Figure data in JSON
+-------+
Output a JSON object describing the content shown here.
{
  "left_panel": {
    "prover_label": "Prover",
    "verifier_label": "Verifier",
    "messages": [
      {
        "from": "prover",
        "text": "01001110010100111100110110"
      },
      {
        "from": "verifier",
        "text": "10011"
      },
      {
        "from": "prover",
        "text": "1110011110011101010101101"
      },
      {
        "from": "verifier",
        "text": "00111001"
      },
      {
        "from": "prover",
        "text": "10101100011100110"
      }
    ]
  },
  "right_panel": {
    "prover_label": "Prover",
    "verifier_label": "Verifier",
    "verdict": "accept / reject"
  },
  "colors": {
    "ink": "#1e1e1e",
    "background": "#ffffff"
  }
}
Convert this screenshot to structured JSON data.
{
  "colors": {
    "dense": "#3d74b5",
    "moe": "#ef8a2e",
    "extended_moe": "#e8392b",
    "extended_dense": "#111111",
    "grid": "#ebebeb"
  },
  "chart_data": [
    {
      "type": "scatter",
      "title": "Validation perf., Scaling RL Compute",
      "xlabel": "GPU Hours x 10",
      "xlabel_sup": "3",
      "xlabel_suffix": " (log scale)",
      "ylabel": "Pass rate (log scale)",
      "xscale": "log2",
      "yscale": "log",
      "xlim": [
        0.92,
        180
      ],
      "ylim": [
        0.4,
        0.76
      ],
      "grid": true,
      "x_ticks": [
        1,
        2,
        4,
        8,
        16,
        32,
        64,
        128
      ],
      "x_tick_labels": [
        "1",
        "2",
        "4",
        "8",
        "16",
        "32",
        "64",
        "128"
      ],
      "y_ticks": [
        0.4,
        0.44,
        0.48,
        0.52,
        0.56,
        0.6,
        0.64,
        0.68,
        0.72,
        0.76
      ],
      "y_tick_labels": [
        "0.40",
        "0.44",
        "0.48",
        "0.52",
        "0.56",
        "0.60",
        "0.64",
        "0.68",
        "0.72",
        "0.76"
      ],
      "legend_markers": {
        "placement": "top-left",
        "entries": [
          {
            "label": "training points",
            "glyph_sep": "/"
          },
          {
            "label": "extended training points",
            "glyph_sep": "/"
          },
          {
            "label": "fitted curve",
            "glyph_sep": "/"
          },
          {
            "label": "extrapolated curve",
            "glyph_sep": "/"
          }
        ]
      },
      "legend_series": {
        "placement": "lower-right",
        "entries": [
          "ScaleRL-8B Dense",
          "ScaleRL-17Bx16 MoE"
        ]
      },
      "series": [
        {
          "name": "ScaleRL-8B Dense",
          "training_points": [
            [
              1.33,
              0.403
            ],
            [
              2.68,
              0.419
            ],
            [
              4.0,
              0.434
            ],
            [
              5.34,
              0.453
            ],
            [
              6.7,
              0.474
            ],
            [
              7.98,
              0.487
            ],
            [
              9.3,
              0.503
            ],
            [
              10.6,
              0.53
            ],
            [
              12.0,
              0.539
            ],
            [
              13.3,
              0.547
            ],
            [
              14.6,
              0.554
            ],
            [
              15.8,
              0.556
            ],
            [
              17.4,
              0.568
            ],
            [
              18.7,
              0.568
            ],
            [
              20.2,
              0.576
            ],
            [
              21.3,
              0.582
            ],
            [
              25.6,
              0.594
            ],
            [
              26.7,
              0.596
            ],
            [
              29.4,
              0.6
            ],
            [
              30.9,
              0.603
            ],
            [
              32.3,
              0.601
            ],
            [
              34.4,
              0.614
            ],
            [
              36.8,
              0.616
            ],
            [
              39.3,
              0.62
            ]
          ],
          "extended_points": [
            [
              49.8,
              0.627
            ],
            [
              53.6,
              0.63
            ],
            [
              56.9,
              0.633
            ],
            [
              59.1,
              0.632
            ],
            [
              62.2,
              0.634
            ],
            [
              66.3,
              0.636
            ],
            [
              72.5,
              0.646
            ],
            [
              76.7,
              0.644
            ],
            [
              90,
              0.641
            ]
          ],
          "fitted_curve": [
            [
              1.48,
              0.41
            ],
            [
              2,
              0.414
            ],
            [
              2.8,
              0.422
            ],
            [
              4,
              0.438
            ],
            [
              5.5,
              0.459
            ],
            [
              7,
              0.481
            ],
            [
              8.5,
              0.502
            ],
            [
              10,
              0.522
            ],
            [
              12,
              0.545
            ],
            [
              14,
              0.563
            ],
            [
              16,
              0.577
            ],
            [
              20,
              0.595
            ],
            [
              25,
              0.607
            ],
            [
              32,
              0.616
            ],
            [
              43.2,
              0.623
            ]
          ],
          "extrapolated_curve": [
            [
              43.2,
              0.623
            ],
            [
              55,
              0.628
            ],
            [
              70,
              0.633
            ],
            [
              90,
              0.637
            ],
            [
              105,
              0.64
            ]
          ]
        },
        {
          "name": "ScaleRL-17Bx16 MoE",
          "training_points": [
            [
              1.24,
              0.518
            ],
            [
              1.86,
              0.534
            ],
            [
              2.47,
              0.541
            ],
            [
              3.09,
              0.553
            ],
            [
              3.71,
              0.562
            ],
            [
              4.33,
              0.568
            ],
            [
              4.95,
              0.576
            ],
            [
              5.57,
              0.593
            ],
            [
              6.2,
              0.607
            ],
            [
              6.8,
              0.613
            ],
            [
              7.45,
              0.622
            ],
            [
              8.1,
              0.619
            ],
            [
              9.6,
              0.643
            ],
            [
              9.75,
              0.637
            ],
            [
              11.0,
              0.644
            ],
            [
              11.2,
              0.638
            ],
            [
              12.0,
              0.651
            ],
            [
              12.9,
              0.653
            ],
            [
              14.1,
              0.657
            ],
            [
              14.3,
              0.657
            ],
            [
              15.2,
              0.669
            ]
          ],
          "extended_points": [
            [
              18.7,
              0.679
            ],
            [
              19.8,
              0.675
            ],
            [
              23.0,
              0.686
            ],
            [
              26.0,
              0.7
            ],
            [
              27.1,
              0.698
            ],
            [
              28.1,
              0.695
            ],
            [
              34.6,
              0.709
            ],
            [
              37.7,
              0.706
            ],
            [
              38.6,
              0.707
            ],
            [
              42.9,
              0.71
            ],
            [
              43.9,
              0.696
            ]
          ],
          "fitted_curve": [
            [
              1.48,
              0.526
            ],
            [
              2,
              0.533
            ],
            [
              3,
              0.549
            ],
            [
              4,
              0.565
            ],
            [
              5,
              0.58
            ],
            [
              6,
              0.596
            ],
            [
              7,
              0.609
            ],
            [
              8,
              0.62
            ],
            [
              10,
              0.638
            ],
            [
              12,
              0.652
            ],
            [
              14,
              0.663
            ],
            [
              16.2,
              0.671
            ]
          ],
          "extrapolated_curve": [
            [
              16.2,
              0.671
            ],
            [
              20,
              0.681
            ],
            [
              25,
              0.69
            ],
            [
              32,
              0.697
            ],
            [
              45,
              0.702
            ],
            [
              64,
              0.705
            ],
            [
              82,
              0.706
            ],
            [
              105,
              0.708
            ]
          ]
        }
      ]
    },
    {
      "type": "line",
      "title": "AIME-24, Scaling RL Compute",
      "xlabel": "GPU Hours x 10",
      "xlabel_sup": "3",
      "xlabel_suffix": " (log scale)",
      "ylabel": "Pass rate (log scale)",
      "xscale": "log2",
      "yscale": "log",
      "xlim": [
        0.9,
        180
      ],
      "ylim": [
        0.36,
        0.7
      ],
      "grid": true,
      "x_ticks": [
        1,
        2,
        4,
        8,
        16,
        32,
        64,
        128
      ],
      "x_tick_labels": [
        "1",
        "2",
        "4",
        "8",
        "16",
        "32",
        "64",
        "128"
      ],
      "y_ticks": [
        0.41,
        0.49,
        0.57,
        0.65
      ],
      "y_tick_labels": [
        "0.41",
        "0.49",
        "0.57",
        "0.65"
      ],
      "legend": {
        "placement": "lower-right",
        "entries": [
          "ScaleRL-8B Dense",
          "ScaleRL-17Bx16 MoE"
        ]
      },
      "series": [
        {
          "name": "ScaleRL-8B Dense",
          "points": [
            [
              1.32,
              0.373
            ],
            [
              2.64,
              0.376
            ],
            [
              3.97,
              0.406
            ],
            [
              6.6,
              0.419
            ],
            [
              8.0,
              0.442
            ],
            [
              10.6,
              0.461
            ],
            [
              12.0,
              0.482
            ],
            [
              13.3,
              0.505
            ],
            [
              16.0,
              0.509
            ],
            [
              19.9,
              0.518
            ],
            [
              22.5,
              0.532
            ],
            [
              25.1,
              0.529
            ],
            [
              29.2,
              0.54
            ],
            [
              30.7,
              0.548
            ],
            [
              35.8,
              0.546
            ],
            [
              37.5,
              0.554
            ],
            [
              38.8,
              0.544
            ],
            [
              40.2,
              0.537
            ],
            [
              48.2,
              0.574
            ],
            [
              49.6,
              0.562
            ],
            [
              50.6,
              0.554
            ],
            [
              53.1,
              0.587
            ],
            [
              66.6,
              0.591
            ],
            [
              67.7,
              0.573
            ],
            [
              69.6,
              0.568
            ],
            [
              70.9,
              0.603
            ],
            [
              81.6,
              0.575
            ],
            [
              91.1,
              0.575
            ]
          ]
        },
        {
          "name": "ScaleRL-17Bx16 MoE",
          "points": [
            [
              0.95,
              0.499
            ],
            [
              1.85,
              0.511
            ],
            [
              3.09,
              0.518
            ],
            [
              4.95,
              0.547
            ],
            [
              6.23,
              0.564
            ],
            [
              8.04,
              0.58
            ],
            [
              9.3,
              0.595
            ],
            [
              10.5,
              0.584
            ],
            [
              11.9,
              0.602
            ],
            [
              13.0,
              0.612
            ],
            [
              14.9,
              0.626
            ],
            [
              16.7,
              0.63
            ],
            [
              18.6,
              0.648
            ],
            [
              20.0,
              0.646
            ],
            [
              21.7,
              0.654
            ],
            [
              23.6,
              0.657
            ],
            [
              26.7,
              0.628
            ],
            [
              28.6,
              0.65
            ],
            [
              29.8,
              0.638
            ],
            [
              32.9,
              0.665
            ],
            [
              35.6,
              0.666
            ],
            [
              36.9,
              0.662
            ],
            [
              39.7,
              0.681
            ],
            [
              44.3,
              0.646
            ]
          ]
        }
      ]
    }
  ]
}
+-------+
**STATED TASK**
Scan the material above. Copy each line where "Compute" occurs.

**TASK OUTPUT**
      "title": "Validation perf., Scaling RL Compute",
      "title": "AIME-24, Scaling RL Compute",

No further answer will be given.